====== EXERCISE MATERIAL

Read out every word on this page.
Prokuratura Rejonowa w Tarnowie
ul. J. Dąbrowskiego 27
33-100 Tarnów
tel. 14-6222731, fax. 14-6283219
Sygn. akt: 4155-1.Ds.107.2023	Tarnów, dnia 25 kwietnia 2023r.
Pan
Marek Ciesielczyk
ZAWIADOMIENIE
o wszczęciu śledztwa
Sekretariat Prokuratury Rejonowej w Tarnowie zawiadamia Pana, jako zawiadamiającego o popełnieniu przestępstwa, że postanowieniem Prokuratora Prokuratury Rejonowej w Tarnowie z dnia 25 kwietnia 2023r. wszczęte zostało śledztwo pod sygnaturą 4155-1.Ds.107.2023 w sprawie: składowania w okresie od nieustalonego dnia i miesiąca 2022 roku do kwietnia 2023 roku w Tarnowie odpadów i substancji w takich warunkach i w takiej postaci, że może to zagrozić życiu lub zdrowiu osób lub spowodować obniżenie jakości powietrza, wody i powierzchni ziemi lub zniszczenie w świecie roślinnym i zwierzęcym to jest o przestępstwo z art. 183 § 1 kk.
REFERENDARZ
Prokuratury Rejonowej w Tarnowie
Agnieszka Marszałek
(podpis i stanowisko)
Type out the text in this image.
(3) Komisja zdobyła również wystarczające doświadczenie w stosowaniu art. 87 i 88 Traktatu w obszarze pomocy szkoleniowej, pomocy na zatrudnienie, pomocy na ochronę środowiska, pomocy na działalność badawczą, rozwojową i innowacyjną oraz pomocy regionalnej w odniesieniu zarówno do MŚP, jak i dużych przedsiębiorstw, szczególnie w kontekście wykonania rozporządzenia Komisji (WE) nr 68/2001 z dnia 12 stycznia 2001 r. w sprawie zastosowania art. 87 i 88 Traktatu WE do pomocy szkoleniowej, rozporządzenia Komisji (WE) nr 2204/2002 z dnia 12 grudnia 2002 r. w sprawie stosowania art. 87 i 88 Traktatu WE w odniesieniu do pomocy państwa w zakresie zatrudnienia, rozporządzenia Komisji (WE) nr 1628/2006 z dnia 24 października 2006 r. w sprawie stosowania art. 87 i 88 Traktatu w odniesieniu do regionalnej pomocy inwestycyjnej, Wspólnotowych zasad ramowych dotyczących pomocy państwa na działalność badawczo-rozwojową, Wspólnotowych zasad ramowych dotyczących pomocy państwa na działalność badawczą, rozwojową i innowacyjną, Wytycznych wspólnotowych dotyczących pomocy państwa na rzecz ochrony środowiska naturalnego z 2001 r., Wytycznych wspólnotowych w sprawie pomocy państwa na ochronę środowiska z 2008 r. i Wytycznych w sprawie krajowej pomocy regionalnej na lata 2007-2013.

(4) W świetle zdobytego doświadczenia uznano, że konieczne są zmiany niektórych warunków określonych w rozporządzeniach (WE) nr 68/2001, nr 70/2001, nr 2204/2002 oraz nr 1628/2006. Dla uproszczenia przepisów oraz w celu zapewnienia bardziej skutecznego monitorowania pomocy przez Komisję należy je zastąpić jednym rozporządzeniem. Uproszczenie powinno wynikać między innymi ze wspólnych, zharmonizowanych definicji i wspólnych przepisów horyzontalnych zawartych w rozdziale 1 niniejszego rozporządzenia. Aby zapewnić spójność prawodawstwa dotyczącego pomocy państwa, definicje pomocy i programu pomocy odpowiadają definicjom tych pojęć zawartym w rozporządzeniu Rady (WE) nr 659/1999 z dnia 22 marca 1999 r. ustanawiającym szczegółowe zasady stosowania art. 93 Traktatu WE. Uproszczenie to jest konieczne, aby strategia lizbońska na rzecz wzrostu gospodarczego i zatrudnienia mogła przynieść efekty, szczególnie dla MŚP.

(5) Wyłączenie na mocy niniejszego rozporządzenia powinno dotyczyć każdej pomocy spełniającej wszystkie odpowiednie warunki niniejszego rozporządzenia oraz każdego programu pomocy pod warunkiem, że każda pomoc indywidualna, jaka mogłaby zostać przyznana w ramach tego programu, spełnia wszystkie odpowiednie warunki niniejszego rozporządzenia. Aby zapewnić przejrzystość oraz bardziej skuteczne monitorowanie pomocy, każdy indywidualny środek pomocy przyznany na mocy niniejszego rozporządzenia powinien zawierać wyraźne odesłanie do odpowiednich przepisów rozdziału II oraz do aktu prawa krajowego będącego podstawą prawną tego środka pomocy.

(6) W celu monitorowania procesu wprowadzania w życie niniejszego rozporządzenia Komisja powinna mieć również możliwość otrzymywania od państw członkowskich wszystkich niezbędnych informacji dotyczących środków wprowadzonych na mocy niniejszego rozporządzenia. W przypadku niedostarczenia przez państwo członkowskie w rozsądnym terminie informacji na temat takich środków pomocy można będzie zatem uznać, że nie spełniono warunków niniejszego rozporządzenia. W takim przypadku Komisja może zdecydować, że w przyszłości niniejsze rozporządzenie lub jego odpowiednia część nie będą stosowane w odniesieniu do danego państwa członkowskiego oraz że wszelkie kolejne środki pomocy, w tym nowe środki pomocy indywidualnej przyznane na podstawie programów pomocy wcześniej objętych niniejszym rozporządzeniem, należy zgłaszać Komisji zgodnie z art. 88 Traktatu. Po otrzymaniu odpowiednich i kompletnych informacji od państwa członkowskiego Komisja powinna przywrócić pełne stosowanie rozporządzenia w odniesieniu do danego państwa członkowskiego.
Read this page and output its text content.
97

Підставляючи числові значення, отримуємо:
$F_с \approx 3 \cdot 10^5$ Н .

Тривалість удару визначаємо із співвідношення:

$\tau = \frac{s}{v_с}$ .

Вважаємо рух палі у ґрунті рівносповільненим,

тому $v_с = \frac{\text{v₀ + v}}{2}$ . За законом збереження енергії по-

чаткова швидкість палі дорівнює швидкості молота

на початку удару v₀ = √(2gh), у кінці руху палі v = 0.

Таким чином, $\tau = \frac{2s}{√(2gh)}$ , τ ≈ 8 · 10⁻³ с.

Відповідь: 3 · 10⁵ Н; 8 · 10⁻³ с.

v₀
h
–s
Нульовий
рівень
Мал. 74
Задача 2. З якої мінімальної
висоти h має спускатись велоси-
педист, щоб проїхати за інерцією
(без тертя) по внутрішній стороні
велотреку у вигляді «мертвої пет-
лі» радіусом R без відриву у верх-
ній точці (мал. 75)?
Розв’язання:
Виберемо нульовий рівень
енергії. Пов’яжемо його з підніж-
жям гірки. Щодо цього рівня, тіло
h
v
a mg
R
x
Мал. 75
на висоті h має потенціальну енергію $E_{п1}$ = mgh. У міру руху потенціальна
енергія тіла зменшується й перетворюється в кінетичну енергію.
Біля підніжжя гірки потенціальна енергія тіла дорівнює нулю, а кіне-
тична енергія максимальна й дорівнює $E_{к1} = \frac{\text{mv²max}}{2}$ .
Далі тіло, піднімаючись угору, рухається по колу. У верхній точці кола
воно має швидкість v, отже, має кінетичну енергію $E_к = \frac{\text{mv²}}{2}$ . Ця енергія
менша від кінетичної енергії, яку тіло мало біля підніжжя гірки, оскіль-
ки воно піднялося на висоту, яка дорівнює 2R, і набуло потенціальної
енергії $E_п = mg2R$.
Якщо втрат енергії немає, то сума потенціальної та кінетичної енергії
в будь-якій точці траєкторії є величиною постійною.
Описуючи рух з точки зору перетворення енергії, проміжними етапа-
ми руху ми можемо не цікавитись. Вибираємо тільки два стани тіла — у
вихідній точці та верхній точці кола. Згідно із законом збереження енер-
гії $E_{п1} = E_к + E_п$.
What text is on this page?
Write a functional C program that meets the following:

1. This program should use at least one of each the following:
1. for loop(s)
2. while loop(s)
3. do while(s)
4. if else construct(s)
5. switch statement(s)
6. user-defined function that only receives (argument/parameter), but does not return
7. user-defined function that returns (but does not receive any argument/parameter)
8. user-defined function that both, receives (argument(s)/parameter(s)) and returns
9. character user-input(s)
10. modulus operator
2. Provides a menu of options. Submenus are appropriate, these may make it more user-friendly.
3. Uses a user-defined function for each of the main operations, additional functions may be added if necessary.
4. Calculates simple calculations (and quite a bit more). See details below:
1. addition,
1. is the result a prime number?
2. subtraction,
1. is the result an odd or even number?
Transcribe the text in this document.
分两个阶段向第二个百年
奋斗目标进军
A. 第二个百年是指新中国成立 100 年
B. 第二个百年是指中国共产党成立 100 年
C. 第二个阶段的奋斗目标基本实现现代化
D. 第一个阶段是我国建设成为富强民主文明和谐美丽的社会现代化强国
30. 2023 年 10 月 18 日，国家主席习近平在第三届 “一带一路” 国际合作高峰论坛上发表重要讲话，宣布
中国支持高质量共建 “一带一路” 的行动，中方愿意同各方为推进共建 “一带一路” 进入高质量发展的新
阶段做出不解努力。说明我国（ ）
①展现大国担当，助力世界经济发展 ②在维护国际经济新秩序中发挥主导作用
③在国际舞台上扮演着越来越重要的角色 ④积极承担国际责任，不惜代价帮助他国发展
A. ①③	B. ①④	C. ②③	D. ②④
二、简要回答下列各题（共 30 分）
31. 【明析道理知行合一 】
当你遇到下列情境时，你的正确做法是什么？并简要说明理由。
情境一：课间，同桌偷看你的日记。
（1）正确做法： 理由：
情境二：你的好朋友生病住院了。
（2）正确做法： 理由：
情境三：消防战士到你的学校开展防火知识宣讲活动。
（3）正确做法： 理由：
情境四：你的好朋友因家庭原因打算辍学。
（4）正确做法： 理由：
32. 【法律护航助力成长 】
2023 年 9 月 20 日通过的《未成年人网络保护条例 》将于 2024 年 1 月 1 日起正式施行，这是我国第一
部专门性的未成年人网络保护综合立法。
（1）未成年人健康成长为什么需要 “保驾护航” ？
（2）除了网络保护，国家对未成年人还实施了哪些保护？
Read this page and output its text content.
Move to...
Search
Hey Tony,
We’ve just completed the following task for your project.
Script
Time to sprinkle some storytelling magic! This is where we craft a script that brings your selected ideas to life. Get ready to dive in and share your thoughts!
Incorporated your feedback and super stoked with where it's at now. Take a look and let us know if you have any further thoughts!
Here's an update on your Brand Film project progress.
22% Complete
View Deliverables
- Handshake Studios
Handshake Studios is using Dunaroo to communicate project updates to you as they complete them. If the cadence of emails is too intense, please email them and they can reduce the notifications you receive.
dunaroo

============

WHAT IS EXPECTED:
For the data above, state how many lines contain "потенціальна"; the number is the whole answer.

REPLY TO THE TASK:
2